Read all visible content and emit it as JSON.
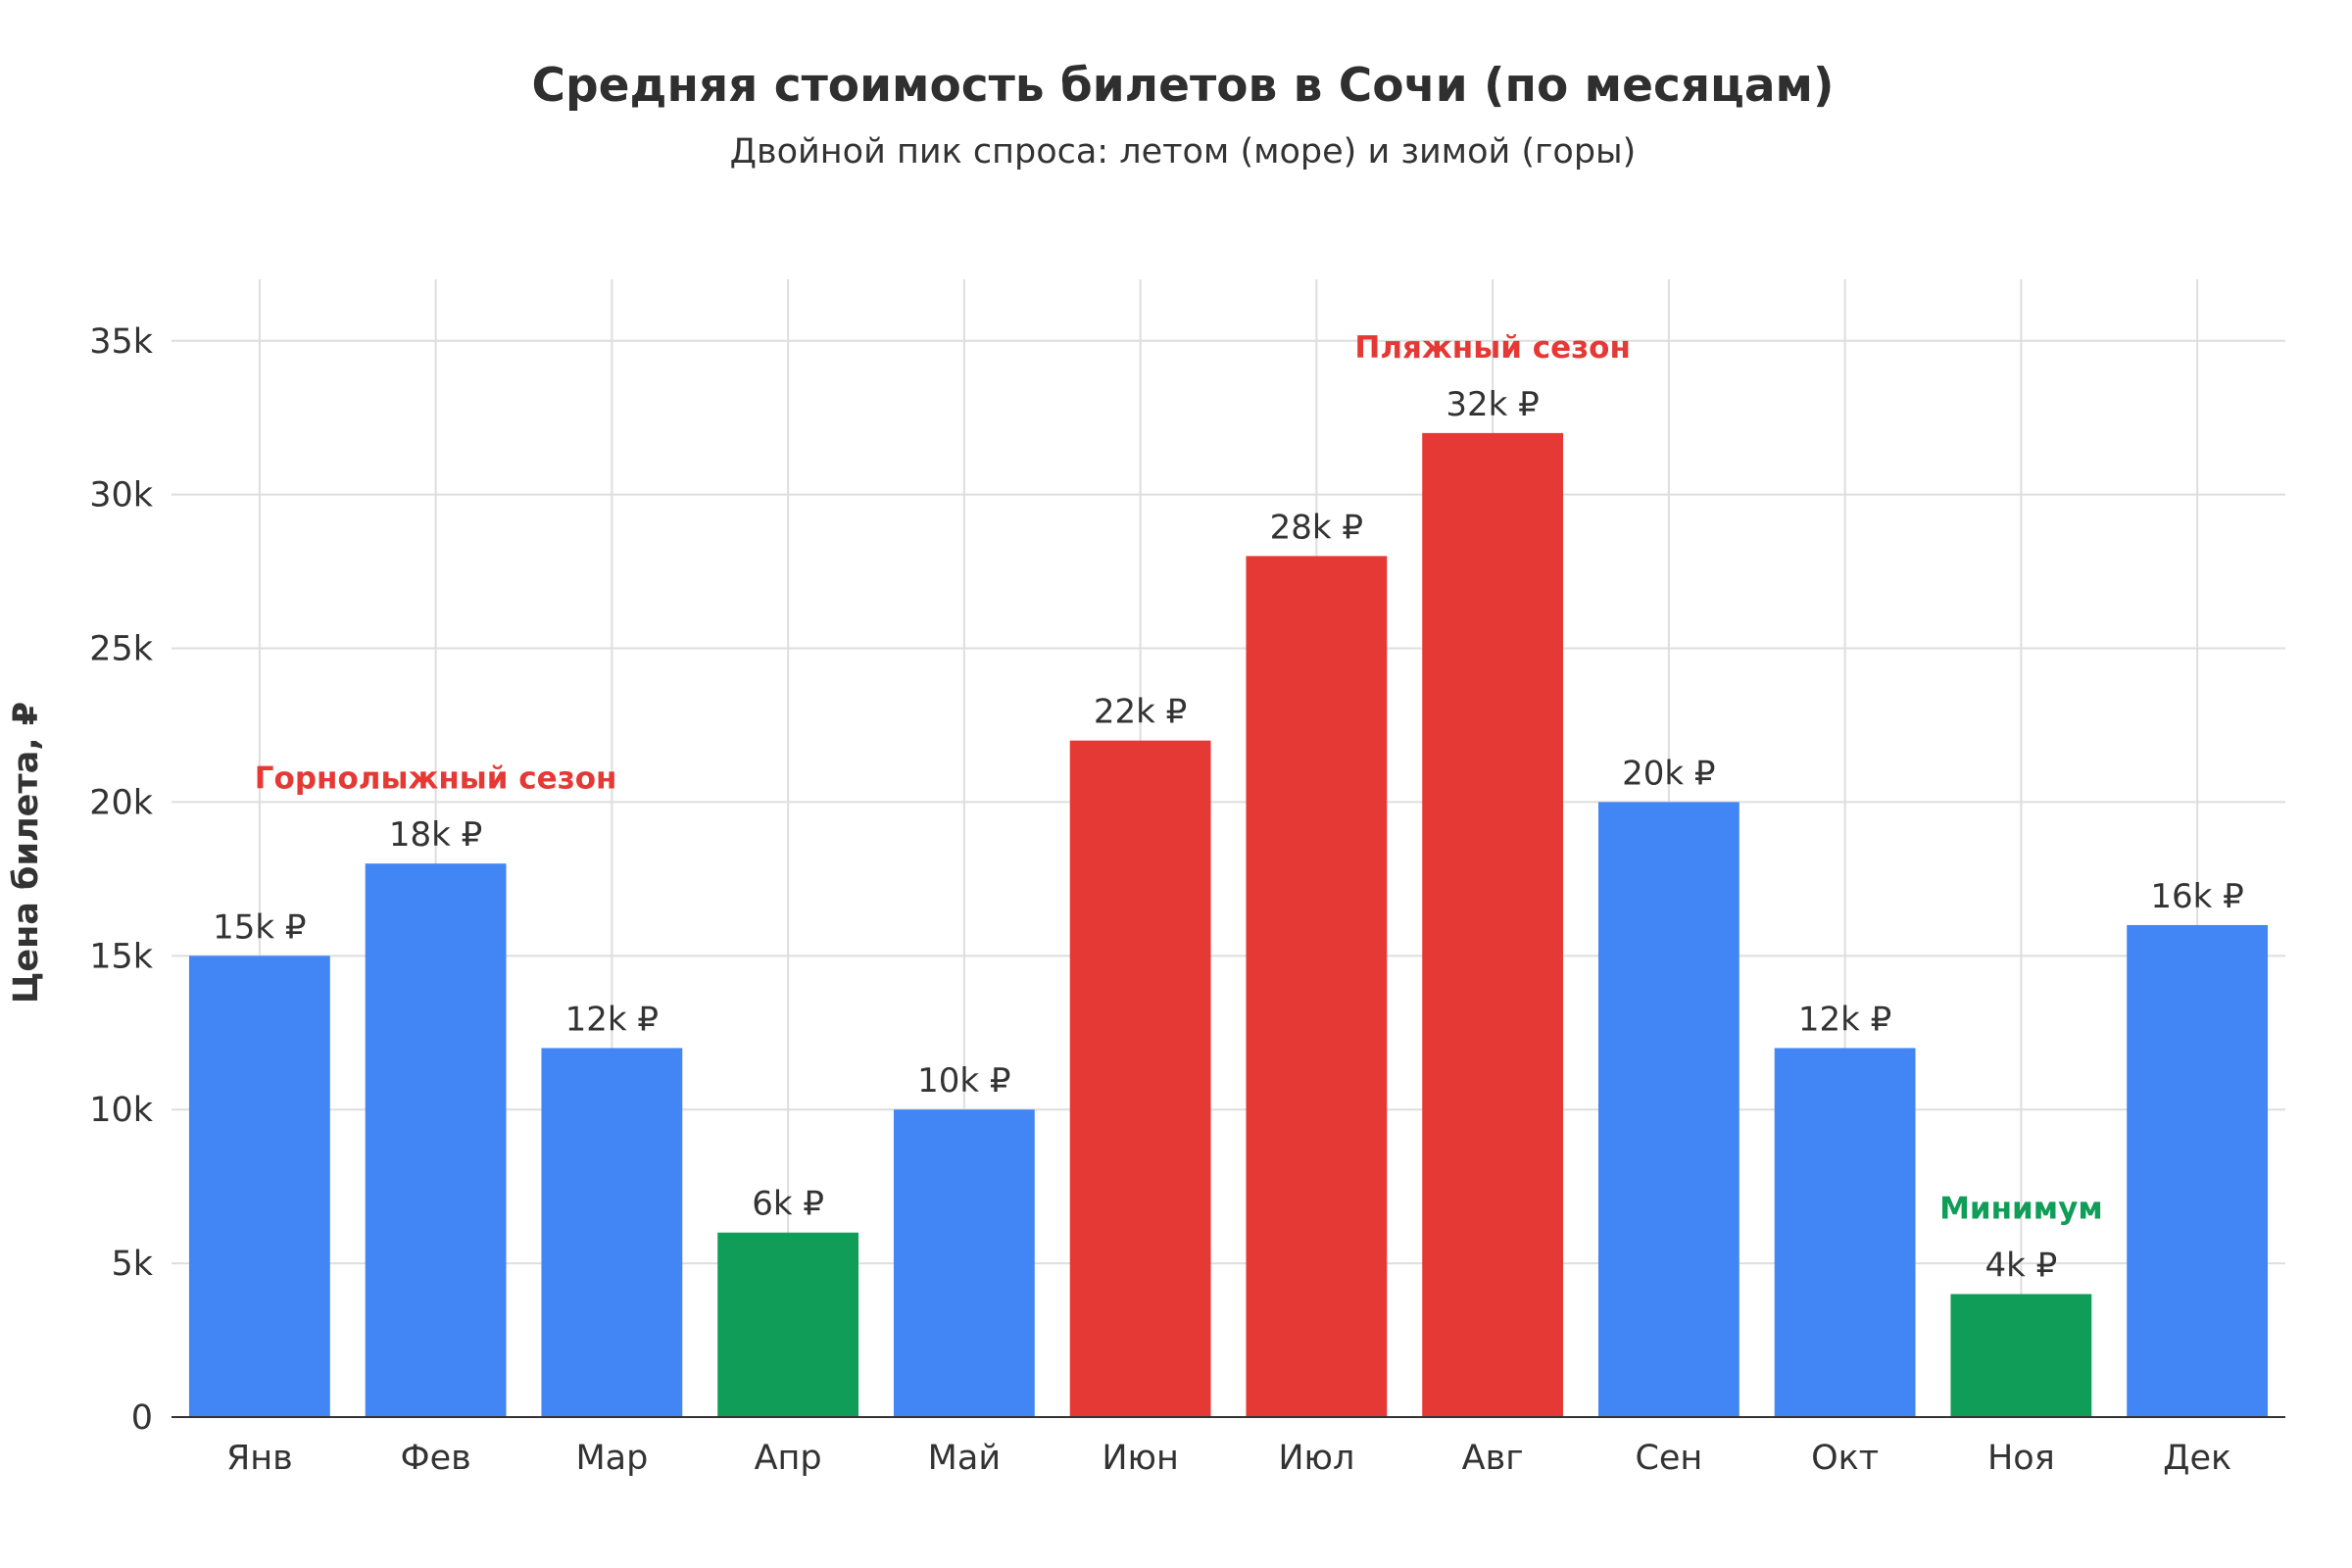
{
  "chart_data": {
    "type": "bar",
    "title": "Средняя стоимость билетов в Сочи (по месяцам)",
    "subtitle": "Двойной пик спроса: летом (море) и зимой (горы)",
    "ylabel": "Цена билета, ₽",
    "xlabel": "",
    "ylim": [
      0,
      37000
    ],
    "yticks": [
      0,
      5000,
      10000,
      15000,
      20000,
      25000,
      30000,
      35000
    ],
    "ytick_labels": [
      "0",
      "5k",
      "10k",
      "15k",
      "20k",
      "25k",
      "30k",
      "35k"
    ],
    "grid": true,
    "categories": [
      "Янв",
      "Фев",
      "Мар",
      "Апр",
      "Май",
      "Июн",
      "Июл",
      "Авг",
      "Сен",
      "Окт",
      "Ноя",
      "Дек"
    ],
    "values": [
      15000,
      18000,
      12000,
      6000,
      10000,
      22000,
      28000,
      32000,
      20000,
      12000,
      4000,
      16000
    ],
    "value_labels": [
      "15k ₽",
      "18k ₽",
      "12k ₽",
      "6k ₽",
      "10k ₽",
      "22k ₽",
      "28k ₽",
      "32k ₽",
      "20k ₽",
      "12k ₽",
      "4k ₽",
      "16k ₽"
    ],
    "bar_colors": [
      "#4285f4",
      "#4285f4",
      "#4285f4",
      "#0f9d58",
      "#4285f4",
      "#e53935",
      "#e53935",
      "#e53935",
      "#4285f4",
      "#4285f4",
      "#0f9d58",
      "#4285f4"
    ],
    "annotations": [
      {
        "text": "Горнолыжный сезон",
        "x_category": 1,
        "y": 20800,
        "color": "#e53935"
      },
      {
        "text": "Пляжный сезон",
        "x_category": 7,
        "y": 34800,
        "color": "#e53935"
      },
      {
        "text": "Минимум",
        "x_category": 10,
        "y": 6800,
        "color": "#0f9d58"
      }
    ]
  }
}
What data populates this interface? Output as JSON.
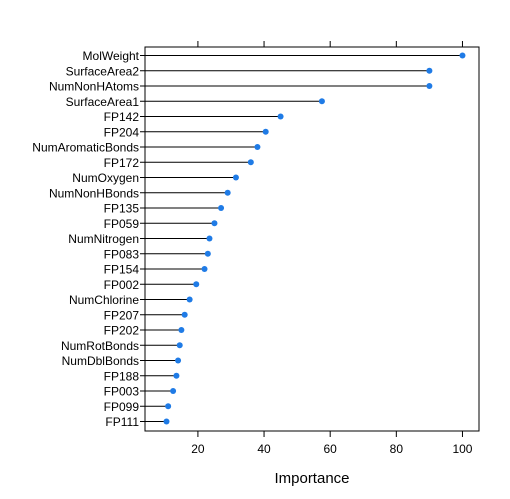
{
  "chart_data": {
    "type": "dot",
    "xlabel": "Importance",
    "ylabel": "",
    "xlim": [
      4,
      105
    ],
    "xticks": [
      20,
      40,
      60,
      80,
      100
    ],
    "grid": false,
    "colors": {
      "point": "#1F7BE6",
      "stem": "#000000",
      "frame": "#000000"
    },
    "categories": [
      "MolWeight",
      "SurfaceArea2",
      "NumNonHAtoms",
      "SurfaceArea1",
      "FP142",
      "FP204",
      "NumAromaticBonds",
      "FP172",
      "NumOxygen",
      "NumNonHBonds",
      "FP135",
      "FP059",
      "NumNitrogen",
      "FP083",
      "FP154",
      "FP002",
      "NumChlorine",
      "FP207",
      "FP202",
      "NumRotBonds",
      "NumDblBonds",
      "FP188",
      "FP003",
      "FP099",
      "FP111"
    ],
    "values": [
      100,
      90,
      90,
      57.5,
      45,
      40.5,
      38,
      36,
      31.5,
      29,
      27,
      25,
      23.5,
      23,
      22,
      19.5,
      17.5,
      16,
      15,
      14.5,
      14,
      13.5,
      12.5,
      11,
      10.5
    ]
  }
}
+++
* Set task: Retype all the records shown above, character for character. Omit every picture.

* Final answer:
Read all visible content and emit it as JSON.
{
  "chart_data": {
    "type": "bar",
    "title": "Средняя стоимость билетов в Сочи (по месяцам)",
    "subtitle": "Двойной пик спроса: летом (море) и зимой (горы)",
    "ylabel": "Цена билета, ₽",
    "xlabel": "",
    "ylim": [
      0,
      37000
    ],
    "yticks": [
      0,
      5000,
      10000,
      15000,
      20000,
      25000,
      30000,
      35000
    ],
    "ytick_labels": [
      "0",
      "5k",
      "10k",
      "15k",
      "20k",
      "25k",
      "30k",
      "35k"
    ],
    "grid": true,
    "categories": [
      "Янв",
      "Фев",
      "Мар",
      "Апр",
      "Май",
      "Июн",
      "Июл",
      "Авг",
      "Сен",
      "Окт",
      "Ноя",
      "Дек"
    ],
    "values": [
      15000,
      18000,
      12000,
      6000,
      10000,
      22000,
      28000,
      32000,
      20000,
      12000,
      4000,
      16000
    ],
    "value_labels": [
      "15k ₽",
      "18k ₽",
      "12k ₽",
      "6k ₽",
      "10k ₽",
      "22k ₽",
      "28k ₽",
      "32k ₽",
      "20k ₽",
      "12k ₽",
      "4k ₽",
      "16k ₽"
    ],
    "bar_colors": [
      "#4285f4",
      "#4285f4",
      "#4285f4",
      "#0f9d58",
      "#4285f4",
      "#e53935",
      "#e53935",
      "#e53935",
      "#4285f4",
      "#4285f4",
      "#0f9d58",
      "#4285f4"
    ],
    "annotations": [
      {
        "text": "Горнолыжный сезон",
        "x_category": 1,
        "y": 20800,
        "color": "#e53935"
      },
      {
        "text": "Пляжный сезон",
        "x_category": 7,
        "y": 34800,
        "color": "#e53935"
      },
      {
        "text": "Минимум",
        "x_category": 10,
        "y": 6800,
        "color": "#0f9d58"
      }
    ]
  }
}
What data populates this interface? Output as JSON.
{
  "chart_data": {
    "type": "dot",
    "xlabel": "Importance",
    "ylabel": "",
    "xlim": [
      4,
      105
    ],
    "xticks": [
      20,
      40,
      60,
      80,
      100
    ],
    "grid": false,
    "colors": {
      "point": "#1F7BE6",
      "stem": "#000000",
      "frame": "#000000"
    },
    "categories": [
      "MolWeight",
      "SurfaceArea2",
      "NumNonHAtoms",
      "SurfaceArea1",
      "FP142",
      "FP204",
      "NumAromaticBonds",
      "FP172",
      "NumOxygen",
      "NumNonHBonds",
      "FP135",
      "FP059",
      "NumNitrogen",
      "FP083",
      "FP154",
      "FP002",
      "NumChlorine",
      "FP207",
      "FP202",
      "NumRotBonds",
      "NumDblBonds",
      "FP188",
      "FP003",
      "FP099",
      "FP111"
    ],
    "values": [
      100,
      90,
      90,
      57.5,
      45,
      40.5,
      38,
      36,
      31.5,
      29,
      27,
      25,
      23.5,
      23,
      22,
      19.5,
      17.5,
      16,
      15,
      14.5,
      14,
      13.5,
      12.5,
      11,
      10.5
    ]
  }
}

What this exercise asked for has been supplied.